### Objective
Write out the listing below again, precisely as it is given.

- - - -

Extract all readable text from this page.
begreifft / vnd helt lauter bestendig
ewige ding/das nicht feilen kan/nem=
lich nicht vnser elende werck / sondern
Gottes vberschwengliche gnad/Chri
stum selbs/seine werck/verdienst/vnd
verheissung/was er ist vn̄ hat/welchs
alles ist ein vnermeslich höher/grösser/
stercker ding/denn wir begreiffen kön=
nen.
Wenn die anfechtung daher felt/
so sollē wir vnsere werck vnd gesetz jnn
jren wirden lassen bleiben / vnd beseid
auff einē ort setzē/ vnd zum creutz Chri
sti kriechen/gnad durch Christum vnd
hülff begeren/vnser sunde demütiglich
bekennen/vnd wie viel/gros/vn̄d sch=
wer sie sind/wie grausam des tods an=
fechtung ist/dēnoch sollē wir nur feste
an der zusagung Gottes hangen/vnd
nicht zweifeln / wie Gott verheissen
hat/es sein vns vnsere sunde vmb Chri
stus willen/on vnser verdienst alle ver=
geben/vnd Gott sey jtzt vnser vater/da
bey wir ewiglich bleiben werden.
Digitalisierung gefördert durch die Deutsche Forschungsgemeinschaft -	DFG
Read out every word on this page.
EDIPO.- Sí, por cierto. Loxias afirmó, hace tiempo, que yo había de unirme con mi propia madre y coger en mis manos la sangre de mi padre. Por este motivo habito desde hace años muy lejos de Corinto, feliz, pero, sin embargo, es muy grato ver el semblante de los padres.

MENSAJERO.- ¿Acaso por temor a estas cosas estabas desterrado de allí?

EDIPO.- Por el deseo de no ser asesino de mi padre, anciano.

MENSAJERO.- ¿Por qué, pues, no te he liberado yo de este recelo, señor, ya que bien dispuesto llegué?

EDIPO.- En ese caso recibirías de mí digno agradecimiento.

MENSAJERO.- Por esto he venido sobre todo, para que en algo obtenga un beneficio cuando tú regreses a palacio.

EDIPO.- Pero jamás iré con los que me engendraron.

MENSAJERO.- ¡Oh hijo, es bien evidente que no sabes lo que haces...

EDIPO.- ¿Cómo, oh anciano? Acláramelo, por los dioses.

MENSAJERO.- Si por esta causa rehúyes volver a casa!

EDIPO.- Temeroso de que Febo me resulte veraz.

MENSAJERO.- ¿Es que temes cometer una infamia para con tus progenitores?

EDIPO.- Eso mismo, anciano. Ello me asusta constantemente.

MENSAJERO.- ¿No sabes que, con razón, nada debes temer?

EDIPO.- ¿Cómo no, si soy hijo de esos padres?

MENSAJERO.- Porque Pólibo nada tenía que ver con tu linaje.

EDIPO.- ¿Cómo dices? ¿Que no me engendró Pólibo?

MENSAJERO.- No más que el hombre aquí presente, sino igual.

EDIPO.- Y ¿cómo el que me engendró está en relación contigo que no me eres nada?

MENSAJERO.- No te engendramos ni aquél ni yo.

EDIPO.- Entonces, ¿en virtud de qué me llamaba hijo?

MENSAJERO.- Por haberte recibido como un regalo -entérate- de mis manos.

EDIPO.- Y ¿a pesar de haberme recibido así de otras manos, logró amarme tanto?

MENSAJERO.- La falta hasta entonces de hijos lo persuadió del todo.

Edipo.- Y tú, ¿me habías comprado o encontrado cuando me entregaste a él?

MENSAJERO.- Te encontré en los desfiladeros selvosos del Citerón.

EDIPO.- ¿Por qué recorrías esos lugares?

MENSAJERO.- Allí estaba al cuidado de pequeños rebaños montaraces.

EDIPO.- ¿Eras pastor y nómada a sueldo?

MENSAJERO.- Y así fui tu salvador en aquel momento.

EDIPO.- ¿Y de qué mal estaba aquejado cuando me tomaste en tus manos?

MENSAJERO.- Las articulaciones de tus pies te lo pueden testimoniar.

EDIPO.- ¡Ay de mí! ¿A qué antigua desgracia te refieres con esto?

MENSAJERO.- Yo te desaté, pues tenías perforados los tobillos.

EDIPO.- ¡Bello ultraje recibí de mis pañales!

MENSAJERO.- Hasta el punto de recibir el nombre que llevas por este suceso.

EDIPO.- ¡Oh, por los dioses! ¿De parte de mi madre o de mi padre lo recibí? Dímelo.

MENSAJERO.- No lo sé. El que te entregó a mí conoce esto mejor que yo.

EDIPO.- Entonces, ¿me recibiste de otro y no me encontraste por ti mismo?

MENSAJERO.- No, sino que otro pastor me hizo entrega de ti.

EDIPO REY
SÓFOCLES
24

- - - -

### Expected answer
Extract all readable text from this page.
begreifft / vnd helt lauter bestendig
ewige ding/das nicht feilen kan/nem=
lich nicht vnser elende werck / sondern
Gottes vberschwengliche gnad/Chri
stum selbs/seine werck/verdienst/vnd
verheissung/was er ist vn̄ hat/welchs
alles ist ein vnermeslich höher/grösser/
stercker ding/denn wir begreiffen kön=
nen.
Wenn die anfechtung daher felt/
so sollē wir vnsere werck vnd gesetz jnn
jren wirden lassen bleiben / vnd beseid
auff einē ort setzē/ vnd zum creutz Chri
sti kriechen/gnad durch Christum vnd
hülff begeren/vnser sunde demütiglich
bekennen/vnd wie viel/gros/vn̄d sch=
wer sie sind/wie grausam des tods an=
fechtung ist/dēnoch sollē wir nur feste
an der zusagung Gottes hangen/vnd
nicht zweifeln / wie Gott verheissen
hat/es sein vns vnsere sunde vmb Chri
stus willen/on vnser verdienst alle ver=
geben/vnd Gott sey jtzt vnser vater/da
bey wir ewiglich bleiben werden.
Digitalisierung gefördert durch die Deutsche Forschungsgemeinschaft -	DFG
Read out every word on this page.
EDIPO.- Sí, por cierto. Loxias afirmó, hace tiempo, que yo había de unirme con mi propia madre y coger en mis manos la sangre de mi padre. Por este motivo habito desde hace años muy lejos de Corinto, feliz, pero, sin embargo, es muy grato ver el semblante de los padres.

MENSAJERO.- ¿Acaso por temor a estas cosas estabas desterrado de allí?

EDIPO.- Por el deseo de no ser asesino de mi padre, anciano.

MENSAJERO.- ¿Por qué, pues, no te he liberado yo de este recelo, señor, ya que bien dispuesto llegué?

EDIPO.- En ese caso recibirías de mí digno agradecimiento.

MENSAJERO.- Por esto he venido sobre todo, para que en algo obtenga un beneficio cuando tú regreses a palacio.

EDIPO.- Pero jamás iré con los que me engendraron.

MENSAJERO.- ¡Oh hijo, es bien evidente que no sabes lo que haces...

EDIPO.- ¿Cómo, oh anciano? Acláramelo, por los dioses.

MENSAJERO.- Si por esta causa rehúyes volver a casa!

EDIPO.- Temeroso de que Febo me resulte veraz.

MENSAJERO.- ¿Es que temes cometer una infamia para con tus progenitores?

EDIPO.- Eso mismo, anciano. Ello me asusta constantemente.

MENSAJERO.- ¿No sabes que, con razón, nada debes temer?

EDIPO.- ¿Cómo no, si soy hijo de esos padres?

MENSAJERO.- Porque Pólibo nada tenía que ver con tu linaje.

EDIPO.- ¿Cómo dices? ¿Que no me engendró Pólibo?

MENSAJERO.- No más que el hombre aquí presente, sino igual.

EDIPO.- Y ¿cómo el que me engendró está en relación contigo que no me eres nada?

MENSAJERO.- No te engendramos ni aquél ni yo.

EDIPO.- Entonces, ¿en virtud de qué me llamaba hijo?

MENSAJERO.- Por haberte recibido como un regalo -entérate- de mis manos.

EDIPO.- Y ¿a pesar de haberme recibido así de otras manos, logró amarme tanto?

MENSAJERO.- La falta hasta entonces de hijos lo persuadió del todo.

Edipo.- Y tú, ¿me habías comprado o encontrado cuando me entregaste a él?

MENSAJERO.- Te encontré en los desfiladeros selvosos del Citerón.

EDIPO.- ¿Por qué recorrías esos lugares?

MENSAJERO.- Allí estaba al cuidado de pequeños rebaños montaraces.

EDIPO.- ¿Eras pastor y nómada a sueldo?

MENSAJERO.- Y así fui tu salvador en aquel momento.

EDIPO.- ¿Y de qué mal estaba aquejado cuando me tomaste en tus manos?

MENSAJERO.- Las articulaciones de tus pies te lo pueden testimoniar.

EDIPO.- ¡Ay de mí! ¿A qué antigua desgracia te refieres con esto?

MENSAJERO.- Yo te desaté, pues tenías perforados los tobillos.

EDIPO.- ¡Bello ultraje recibí de mis pañales!

MENSAJERO.- Hasta el punto de recibir el nombre que llevas por este suceso.

EDIPO.- ¡Oh, por los dioses! ¿De parte de mi madre o de mi padre lo recibí? Dímelo.

MENSAJERO.- No lo sé. El que te entregó a mí conoce esto mejor que yo.

EDIPO.- Entonces, ¿me recibiste de otro y no me encontraste por ti mismo?

MENSAJERO.- No, sino que otro pastor me hizo entrega de ti.

EDIPO REY
SÓFOCLES
24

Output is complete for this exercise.